Work required ▸ Using the listing below, please gather every line containing the word "JSON".

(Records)
---------------
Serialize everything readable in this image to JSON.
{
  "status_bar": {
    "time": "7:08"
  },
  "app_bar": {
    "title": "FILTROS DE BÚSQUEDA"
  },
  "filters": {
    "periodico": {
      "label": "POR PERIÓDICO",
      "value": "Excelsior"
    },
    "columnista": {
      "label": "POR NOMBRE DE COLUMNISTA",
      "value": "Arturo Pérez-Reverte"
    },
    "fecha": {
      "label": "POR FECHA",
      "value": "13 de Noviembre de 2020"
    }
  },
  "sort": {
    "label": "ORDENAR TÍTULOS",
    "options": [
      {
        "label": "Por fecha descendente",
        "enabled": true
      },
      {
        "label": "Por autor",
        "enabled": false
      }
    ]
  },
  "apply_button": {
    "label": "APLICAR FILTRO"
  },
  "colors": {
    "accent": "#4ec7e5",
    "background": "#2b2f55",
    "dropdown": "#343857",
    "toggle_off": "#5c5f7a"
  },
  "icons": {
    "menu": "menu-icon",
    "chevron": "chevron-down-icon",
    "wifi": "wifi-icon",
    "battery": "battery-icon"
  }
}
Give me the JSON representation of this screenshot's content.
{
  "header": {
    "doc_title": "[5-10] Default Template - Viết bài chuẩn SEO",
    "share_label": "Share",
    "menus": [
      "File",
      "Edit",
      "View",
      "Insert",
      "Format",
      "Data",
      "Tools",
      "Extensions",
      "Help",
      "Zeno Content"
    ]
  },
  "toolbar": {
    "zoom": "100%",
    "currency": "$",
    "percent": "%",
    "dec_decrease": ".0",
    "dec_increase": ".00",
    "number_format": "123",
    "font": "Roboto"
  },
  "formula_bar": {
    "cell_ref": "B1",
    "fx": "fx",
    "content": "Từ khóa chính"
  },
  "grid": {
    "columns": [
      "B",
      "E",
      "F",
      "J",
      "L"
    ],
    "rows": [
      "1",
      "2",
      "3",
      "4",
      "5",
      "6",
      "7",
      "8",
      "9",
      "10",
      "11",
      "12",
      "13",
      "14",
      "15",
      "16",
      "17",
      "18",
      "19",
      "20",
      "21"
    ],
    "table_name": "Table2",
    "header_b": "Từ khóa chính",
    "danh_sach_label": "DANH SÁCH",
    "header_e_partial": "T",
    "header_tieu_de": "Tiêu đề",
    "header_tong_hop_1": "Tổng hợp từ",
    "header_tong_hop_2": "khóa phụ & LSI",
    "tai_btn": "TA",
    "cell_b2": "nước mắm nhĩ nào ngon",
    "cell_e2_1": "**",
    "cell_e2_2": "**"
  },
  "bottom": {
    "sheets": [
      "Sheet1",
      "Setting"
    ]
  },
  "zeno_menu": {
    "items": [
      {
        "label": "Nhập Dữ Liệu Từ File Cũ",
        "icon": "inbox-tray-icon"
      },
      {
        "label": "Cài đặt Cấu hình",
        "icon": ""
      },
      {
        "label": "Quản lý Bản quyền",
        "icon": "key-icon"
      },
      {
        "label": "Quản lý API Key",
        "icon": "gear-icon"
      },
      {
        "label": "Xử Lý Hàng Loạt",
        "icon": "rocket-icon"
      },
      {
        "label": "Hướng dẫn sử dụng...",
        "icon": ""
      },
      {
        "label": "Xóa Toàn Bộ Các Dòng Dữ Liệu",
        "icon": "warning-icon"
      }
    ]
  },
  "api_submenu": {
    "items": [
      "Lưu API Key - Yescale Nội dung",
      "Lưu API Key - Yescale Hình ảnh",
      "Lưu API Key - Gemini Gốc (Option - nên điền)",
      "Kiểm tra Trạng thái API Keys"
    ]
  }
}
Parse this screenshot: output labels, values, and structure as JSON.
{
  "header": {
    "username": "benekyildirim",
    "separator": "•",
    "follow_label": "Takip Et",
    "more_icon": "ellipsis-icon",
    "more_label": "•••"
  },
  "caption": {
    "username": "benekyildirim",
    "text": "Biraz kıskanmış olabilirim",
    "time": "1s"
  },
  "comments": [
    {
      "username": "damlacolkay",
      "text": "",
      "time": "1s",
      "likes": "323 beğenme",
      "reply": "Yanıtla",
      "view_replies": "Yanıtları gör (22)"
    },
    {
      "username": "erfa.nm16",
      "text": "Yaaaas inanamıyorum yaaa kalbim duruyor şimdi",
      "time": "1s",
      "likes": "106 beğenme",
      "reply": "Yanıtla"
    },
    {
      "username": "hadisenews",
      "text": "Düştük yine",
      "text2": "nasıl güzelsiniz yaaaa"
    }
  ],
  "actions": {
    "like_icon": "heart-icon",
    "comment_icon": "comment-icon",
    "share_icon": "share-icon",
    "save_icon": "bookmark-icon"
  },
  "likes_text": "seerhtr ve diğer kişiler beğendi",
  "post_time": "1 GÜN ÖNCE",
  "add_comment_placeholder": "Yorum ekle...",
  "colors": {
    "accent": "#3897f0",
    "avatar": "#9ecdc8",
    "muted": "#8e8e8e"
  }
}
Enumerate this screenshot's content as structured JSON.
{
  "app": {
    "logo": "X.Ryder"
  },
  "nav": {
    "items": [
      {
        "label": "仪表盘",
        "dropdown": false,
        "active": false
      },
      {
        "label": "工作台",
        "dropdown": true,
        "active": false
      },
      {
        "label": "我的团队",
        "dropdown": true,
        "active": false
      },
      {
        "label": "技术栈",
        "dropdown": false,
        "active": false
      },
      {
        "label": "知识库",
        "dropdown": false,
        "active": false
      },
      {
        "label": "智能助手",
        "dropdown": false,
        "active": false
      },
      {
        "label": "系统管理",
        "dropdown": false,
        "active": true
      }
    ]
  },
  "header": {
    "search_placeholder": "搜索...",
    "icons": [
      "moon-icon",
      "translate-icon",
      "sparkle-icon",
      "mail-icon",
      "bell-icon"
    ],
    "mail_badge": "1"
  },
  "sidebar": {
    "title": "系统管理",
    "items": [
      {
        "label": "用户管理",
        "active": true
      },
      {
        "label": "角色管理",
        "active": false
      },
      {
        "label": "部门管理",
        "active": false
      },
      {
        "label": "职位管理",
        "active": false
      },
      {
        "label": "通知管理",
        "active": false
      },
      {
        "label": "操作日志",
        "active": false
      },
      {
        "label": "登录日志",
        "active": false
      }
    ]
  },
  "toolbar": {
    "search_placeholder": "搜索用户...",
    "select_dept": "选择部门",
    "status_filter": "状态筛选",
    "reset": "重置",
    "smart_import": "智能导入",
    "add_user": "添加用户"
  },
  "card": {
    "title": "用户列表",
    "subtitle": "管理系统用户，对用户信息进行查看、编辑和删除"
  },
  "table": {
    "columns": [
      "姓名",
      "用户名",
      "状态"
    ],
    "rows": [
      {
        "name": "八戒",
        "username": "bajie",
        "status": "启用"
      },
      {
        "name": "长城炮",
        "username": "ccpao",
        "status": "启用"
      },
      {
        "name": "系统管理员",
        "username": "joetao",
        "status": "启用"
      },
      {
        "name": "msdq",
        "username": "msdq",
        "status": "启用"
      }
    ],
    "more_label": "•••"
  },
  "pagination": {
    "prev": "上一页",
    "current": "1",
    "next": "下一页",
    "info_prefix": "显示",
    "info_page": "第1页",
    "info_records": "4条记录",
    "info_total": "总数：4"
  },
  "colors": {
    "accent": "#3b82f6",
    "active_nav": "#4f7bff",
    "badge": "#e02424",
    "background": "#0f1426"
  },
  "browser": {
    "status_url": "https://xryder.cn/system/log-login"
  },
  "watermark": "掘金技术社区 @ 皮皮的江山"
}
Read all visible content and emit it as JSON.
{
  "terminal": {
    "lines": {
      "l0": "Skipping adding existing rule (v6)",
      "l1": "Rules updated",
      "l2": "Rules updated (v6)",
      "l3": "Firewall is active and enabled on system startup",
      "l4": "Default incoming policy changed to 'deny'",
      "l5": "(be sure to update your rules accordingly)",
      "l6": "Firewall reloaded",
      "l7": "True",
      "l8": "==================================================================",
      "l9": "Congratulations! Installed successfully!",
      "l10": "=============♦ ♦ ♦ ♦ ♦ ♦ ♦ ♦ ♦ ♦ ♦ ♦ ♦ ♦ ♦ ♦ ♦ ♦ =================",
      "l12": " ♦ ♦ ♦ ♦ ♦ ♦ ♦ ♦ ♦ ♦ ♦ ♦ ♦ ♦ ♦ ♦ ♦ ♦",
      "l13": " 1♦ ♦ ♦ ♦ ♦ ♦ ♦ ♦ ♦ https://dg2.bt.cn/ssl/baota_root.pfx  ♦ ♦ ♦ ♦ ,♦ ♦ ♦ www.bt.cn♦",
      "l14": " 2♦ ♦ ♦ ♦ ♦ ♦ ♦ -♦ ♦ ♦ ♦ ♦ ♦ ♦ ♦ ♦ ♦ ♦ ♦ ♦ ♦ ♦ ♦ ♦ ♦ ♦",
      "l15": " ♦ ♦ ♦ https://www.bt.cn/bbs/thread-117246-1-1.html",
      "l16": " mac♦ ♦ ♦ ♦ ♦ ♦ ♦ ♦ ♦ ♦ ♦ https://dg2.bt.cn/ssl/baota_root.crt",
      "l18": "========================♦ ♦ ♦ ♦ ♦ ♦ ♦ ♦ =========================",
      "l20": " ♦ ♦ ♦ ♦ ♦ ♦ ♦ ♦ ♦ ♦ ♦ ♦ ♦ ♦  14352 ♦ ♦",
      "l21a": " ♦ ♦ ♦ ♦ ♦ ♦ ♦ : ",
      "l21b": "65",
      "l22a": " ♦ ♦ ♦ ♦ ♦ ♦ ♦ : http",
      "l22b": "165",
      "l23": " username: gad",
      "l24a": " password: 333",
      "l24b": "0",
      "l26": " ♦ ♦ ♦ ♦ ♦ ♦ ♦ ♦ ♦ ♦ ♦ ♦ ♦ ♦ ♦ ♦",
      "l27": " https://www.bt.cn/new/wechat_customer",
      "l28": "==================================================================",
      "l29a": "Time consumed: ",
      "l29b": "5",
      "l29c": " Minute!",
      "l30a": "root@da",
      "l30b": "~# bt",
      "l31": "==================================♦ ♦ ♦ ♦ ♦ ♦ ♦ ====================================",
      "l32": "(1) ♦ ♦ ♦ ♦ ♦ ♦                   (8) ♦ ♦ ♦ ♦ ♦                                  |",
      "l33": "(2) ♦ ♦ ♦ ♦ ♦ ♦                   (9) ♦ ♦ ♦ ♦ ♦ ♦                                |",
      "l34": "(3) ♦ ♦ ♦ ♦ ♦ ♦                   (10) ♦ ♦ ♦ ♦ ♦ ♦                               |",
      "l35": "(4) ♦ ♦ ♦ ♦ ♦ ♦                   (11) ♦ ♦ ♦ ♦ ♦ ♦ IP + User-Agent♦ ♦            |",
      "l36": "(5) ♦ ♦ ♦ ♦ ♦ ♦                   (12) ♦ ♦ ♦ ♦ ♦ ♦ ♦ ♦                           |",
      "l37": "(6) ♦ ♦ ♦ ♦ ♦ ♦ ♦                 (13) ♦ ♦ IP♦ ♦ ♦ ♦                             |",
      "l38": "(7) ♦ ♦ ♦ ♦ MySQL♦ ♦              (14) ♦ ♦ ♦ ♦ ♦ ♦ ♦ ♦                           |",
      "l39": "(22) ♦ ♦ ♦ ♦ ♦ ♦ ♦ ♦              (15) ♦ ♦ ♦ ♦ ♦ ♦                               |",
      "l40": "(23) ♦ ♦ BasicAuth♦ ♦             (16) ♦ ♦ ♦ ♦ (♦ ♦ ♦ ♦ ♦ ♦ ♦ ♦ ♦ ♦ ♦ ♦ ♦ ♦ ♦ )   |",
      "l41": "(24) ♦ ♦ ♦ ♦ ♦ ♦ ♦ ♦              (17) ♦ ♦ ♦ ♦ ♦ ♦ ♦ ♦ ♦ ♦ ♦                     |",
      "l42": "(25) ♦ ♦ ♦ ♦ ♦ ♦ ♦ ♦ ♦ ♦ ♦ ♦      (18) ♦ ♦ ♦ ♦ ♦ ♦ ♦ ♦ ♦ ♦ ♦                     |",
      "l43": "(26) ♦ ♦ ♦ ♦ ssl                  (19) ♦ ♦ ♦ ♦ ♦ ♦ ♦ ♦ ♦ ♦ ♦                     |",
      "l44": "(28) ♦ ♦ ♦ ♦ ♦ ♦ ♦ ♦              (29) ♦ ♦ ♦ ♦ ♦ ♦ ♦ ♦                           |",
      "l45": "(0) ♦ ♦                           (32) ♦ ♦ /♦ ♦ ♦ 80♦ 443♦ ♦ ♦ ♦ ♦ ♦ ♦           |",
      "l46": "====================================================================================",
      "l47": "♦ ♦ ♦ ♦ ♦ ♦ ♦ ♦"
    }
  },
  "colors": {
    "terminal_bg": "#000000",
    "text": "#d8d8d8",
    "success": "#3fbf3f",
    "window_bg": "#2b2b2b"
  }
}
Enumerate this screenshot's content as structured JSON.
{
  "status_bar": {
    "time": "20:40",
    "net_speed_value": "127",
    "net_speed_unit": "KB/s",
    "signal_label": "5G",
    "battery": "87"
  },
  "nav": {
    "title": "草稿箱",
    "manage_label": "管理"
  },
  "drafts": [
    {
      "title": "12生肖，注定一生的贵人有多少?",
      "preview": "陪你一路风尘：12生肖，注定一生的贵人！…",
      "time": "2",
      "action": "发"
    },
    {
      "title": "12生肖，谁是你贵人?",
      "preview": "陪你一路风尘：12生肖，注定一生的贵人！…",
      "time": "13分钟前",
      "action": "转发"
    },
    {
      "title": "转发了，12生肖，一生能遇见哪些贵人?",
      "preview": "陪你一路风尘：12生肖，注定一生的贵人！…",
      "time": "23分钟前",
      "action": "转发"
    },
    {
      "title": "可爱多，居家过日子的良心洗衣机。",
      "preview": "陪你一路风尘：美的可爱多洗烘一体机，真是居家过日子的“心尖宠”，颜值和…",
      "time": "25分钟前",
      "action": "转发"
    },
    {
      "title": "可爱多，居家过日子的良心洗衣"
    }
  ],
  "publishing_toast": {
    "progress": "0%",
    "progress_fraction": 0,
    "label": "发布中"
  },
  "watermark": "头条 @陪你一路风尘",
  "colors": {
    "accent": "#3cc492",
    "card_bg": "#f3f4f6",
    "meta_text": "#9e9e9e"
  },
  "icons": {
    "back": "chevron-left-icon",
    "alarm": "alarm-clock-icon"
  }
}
---------------
Output of the task ▸
Serialize everything readable in this image to JSON.
Give me the JSON representation of this screenshot's content.
Parse this screenshot: output labels, values, and structure as JSON.
Enumerate this screenshot's content as structured JSON.
Read all visible content and emit it as JSON.
Enumerate this screenshot's content as structured JSON.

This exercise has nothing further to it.